** start of ENTRIES SUPPLIED **

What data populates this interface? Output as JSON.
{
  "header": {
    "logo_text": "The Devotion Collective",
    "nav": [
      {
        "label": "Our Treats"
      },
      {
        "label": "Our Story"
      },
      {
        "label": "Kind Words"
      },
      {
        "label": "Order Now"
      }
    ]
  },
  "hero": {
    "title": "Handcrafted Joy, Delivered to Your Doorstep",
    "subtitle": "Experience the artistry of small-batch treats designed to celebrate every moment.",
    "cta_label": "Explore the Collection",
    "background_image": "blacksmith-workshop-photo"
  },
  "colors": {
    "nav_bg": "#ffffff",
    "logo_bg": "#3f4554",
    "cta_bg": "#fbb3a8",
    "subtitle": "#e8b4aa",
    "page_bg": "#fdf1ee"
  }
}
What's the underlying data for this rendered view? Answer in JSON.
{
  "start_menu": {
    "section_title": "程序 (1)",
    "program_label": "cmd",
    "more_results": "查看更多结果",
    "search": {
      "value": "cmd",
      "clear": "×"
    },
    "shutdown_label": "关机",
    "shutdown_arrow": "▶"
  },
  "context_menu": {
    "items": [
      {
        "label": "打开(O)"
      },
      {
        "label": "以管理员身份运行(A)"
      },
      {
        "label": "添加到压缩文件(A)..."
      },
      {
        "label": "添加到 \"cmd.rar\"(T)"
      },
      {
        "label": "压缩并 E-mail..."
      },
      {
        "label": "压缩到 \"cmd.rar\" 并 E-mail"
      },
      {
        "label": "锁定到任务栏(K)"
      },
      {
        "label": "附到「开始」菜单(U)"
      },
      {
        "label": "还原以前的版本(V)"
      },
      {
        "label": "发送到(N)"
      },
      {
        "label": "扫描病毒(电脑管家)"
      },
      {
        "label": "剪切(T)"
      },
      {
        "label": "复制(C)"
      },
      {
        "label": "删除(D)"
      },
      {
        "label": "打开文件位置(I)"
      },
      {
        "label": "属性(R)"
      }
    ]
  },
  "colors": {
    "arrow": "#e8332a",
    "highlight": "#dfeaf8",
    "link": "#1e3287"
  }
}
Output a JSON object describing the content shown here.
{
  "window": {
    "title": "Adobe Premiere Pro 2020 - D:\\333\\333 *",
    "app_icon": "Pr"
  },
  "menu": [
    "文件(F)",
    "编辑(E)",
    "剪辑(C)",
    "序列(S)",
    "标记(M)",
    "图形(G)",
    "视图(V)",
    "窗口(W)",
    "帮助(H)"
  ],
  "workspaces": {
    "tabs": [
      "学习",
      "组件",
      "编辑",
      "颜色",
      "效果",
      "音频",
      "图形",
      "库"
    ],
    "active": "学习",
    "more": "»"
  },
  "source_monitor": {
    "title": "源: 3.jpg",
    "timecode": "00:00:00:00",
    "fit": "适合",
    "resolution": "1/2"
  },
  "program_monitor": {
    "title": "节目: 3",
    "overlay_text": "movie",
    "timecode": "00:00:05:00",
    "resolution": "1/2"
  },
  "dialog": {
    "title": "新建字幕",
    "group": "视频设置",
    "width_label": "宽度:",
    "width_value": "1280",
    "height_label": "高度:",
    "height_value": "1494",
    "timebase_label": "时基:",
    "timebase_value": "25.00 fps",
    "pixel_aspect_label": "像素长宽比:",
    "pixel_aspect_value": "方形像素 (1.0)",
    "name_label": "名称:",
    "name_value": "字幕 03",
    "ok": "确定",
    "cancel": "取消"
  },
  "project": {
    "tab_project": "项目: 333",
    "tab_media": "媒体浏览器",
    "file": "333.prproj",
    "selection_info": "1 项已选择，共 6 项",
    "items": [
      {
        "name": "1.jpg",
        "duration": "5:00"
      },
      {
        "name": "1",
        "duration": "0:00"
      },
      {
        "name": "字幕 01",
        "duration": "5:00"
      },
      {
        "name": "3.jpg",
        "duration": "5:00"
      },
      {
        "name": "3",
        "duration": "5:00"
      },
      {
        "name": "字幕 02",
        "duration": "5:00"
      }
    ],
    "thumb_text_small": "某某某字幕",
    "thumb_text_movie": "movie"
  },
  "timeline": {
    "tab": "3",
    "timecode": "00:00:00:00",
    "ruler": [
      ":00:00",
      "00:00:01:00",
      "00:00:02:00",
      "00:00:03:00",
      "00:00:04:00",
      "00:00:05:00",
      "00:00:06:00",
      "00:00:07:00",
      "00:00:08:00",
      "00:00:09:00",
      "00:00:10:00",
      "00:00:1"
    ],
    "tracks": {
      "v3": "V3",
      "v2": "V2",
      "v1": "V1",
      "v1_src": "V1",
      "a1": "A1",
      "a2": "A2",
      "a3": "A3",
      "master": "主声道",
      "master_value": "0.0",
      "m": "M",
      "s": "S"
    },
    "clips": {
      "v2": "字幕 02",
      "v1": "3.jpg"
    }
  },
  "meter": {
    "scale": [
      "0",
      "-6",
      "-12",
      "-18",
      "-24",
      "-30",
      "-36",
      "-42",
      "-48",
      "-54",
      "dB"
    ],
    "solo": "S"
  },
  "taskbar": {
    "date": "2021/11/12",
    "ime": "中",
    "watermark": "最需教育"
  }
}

** end of ENTRIES SUPPLIED **

STATED PROBLEM: Exactly reproduce the material above.

SOLUTION:
What data populates this interface? Output as JSON.
{
  "header": {
    "logo_text": "The Devotion Collective",
    "nav": [
      {
        "label": "Our Treats"
      },
      {
        "label": "Our Story"
      },
      {
        "label": "Kind Words"
      },
      {
        "label": "Order Now"
      }
    ]
  },
  "hero": {
    "title": "Handcrafted Joy, Delivered to Your Doorstep",
    "subtitle": "Experience the artistry of small-batch treats designed to celebrate every moment.",
    "cta_label": "Explore the Collection",
    "background_image": "blacksmith-workshop-photo"
  },
  "colors": {
    "nav_bg": "#ffffff",
    "logo_bg": "#3f4554",
    "cta_bg": "#fbb3a8",
    "subtitle": "#e8b4aa",
    "page_bg": "#fdf1ee"
  }
}
What's the underlying data for this rendered view? Answer in JSON.
{
  "start_menu": {
    "section_title": "程序 (1)",
    "program_label": "cmd",
    "more_results": "查看更多结果",
    "search": {
      "value": "cmd",
      "clear": "×"
    },
    "shutdown_label": "关机",
    "shutdown_arrow": "▶"
  },
  "context_menu": {
    "items": [
      {
        "label": "打开(O)"
      },
      {
        "label": "以管理员身份运行(A)"
      },
      {
        "label": "添加到压缩文件(A)..."
      },
      {
        "label": "添加到 \"cmd.rar\"(T)"
      },
      {
        "label": "压缩并 E-mail..."
      },
      {
        "label": "压缩到 \"cmd.rar\" 并 E-mail"
      },
      {
        "label": "锁定到任务栏(K)"
      },
      {
        "label": "附到「开始」菜单(U)"
      },
      {
        "label": "还原以前的版本(V)"
      },
      {
        "label": "发送到(N)"
      },
      {
        "label": "扫描病毒(电脑管家)"
      },
      {
        "label": "剪切(T)"
      },
      {
        "label": "复制(C)"
      },
      {
        "label": "删除(D)"
      },
      {
        "label": "打开文件位置(I)"
      },
      {
        "label": "属性(R)"
      }
    ]
  },
  "colors": {
    "arrow": "#e8332a",
    "highlight": "#dfeaf8",
    "link": "#1e3287"
  }
}
Output a JSON object describing the content shown here.
{
  "window": {
    "title": "Adobe Premiere Pro 2020 - D:\\333\\333 *",
    "app_icon": "Pr"
  },
  "menu": [
    "文件(F)",
    "编辑(E)",
    "剪辑(C)",
    "序列(S)",
    "标记(M)",
    "图形(G)",
    "视图(V)",
    "窗口(W)",
    "帮助(H)"
  ],
  "workspaces": {
    "tabs": [
      "学习",
      "组件",
      "编辑",
      "颜色",
      "效果",
      "音频",
      "图形",
      "库"
    ],
    "active": "学习",
    "more": "»"
  },
  "source_monitor": {
    "title": "源: 3.jpg",
    "timecode": "00:00:00:00",
    "fit": "适合",
    "resolution": "1/2"
  },
  "program_monitor": {
    "title": "节目: 3",
    "overlay_text": "movie",
    "timecode": "00:00:05:00",
    "resolution": "1/2"
  },
  "dialog": {
    "title": "新建字幕",
    "group": "视频设置",
    "width_label": "宽度:",
    "width_value": "1280",
    "height_label": "高度:",
    "height_value": "1494",
    "timebase_label": "时基:",
    "timebase_value": "25.00 fps",
    "pixel_aspect_label": "像素长宽比:",
    "pixel_aspect_value": "方形像素 (1.0)",
    "name_label": "名称:",
    "name_value": "字幕 03",
    "ok": "确定",
    "cancel": "取消"
  },
  "project": {
    "tab_project": "项目: 333",
    "tab_media": "媒体浏览器",
    "file": "333.prproj",
    "selection_info": "1 项已选择，共 6 项",
    "items": [
      {
        "name": "1.jpg",
        "duration": "5:00"
      },
      {
        "name": "1",
        "duration": "0:00"
      },
      {
        "name": "字幕 01",
        "duration": "5:00"
      },
      {
        "name": "3.jpg",
        "duration": "5:00"
      },
      {
        "name": "3",
        "duration": "5:00"
      },
      {
        "name": "字幕 02",
        "duration": "5:00"
      }
    ],
    "thumb_text_small": "某某某字幕",
    "thumb_text_movie": "movie"
  },
  "timeline": {
    "tab": "3",
    "timecode": "00:00:00:00",
    "ruler": [
      ":00:00",
      "00:00:01:00",
      "00:00:02:00",
      "00:00:03:00",
      "00:00:04:00",
      "00:00:05:00",
      "00:00:06:00",
      "00:00:07:00",
      "00:00:08:00",
      "00:00:09:00",
      "00:00:10:00",
      "00:00:1"
    ],
    "tracks": {
      "v3": "V3",
      "v2": "V2",
      "v1": "V1",
      "v1_src": "V1",
      "a1": "A1",
      "a2": "A2",
      "a3": "A3",
      "master": "主声道",
      "master_value": "0.0",
      "m": "M",
      "s": "S"
    },
    "clips": {
      "v2": "字幕 02",
      "v1": "3.jpg"
    }
  },
  "meter": {
    "scale": [
      "0",
      "-6",
      "-12",
      "-18",
      "-24",
      "-30",
      "-36",
      "-42",
      "-48",
      "-54",
      "dB"
    ],
    "solo": "S"
  },
  "taskbar": {
    "date": "2021/11/12",
    "ime": "中",
    "watermark": "最需教育"
  }
}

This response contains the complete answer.